What this task involves = Locate each line holding the string "ylabel" and copy it.

Data shown =
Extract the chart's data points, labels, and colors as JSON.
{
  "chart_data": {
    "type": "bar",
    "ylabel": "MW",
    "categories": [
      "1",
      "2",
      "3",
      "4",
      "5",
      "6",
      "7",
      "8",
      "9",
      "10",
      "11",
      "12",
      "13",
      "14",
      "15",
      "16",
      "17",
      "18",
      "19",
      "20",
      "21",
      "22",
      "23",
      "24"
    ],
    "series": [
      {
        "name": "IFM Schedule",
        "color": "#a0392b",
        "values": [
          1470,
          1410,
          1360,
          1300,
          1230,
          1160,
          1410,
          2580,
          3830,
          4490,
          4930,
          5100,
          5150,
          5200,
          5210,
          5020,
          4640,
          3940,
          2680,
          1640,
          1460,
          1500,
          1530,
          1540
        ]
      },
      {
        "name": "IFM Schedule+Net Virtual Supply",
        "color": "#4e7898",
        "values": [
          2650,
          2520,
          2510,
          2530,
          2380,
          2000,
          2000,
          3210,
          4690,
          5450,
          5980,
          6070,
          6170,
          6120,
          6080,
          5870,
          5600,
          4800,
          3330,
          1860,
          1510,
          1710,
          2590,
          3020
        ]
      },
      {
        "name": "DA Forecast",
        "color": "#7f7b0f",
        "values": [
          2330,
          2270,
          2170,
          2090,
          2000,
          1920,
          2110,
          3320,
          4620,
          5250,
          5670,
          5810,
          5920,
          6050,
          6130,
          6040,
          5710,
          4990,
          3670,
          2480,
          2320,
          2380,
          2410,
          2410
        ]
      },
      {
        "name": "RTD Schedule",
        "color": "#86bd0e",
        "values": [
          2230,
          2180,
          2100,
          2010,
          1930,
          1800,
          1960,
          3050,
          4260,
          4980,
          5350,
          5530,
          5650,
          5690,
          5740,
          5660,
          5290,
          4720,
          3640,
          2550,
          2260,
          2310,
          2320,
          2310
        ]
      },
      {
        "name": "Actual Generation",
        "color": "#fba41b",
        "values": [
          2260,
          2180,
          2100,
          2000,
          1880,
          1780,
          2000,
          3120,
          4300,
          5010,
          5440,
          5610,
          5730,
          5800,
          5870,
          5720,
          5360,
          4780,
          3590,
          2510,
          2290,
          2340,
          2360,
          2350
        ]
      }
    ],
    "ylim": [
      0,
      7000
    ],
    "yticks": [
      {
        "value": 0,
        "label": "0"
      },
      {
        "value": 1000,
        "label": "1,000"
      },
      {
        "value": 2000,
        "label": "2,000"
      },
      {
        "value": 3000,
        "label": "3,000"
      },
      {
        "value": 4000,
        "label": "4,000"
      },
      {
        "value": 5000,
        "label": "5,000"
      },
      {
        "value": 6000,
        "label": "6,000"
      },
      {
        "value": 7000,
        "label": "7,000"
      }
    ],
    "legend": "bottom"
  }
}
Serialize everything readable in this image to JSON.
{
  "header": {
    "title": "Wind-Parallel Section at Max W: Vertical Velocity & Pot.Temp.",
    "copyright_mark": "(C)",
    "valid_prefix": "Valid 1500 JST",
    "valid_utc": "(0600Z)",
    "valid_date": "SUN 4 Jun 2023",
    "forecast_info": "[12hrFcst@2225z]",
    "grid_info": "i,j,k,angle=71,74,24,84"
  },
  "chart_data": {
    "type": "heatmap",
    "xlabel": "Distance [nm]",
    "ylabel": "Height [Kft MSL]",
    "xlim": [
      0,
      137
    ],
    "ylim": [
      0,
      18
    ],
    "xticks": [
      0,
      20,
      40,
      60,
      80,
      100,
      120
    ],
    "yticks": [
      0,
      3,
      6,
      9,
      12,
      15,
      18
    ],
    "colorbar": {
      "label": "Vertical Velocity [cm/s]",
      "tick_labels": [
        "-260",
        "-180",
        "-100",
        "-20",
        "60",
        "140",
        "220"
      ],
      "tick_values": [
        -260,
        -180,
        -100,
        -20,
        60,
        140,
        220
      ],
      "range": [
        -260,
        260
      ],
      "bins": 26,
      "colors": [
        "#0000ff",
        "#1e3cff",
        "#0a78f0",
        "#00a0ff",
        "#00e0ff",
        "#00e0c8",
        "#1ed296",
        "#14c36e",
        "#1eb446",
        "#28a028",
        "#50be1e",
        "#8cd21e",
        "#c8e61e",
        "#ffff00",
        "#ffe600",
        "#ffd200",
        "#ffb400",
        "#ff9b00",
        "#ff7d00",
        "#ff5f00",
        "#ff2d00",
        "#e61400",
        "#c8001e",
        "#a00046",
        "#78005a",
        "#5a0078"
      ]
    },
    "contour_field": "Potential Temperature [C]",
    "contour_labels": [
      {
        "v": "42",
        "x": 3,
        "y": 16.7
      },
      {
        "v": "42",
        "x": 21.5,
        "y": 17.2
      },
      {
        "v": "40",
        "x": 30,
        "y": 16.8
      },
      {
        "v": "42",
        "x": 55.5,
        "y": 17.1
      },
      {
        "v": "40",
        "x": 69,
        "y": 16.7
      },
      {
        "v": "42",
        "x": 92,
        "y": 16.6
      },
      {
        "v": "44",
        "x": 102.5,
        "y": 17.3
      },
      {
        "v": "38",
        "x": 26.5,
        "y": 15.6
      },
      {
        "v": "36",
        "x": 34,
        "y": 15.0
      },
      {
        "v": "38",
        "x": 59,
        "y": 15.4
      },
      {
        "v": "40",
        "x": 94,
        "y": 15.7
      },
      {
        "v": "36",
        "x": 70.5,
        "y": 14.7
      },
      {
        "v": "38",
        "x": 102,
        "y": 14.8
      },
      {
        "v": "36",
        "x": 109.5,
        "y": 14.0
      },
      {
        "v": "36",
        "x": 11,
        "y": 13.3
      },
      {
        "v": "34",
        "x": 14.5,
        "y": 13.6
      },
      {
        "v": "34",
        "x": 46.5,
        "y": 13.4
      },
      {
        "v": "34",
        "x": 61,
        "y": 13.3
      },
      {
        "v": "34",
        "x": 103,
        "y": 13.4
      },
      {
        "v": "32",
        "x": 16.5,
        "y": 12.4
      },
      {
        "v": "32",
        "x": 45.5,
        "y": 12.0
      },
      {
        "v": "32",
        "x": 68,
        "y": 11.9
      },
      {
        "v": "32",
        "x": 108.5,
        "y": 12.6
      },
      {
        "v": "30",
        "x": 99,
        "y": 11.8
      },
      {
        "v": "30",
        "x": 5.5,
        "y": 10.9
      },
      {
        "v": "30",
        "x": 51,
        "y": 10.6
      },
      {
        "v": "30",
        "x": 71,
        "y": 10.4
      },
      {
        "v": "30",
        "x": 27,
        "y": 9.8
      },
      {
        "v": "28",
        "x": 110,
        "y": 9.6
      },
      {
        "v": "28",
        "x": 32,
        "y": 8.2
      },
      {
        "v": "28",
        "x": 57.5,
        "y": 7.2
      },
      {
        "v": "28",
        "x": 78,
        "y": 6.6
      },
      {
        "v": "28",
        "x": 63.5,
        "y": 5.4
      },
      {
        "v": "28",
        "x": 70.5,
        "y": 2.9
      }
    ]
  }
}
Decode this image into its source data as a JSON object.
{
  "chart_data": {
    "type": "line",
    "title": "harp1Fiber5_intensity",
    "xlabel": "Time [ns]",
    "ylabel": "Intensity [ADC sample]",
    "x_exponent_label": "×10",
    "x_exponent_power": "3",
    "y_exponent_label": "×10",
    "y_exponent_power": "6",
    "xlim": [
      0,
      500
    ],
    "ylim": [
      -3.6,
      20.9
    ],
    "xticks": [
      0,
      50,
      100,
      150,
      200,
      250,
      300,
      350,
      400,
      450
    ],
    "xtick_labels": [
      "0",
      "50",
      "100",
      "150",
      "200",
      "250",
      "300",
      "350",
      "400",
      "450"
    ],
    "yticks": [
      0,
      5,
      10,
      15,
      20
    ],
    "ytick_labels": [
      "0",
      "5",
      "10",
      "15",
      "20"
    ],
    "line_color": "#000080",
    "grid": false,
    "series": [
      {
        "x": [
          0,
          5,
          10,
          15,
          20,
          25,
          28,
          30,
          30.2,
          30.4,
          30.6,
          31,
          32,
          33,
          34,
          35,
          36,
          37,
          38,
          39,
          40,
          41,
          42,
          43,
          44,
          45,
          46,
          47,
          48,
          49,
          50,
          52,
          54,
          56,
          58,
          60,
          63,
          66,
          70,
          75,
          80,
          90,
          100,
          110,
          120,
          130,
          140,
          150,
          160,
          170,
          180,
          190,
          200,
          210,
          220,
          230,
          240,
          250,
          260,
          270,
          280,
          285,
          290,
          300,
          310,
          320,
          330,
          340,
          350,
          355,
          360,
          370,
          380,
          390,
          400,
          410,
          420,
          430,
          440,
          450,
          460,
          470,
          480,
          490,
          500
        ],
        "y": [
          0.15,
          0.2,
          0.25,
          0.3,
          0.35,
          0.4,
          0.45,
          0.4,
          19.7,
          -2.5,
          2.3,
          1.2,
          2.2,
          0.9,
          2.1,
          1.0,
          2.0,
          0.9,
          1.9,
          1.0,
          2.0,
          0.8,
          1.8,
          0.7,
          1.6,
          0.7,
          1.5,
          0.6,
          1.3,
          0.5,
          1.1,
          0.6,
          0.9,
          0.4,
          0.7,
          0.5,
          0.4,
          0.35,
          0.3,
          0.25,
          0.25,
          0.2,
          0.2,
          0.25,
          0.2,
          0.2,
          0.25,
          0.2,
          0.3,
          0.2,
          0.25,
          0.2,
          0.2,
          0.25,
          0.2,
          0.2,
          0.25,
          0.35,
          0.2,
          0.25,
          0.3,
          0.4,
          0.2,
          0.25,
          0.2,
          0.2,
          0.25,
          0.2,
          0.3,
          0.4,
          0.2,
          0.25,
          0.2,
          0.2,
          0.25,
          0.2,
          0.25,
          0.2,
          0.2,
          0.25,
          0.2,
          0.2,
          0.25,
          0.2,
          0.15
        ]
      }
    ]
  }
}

Finished exercise =
    "ylabel": "MW",
    "ylabel": "Height [Kft MSL]",
    "ylabel": "Intensity [ADC sample]",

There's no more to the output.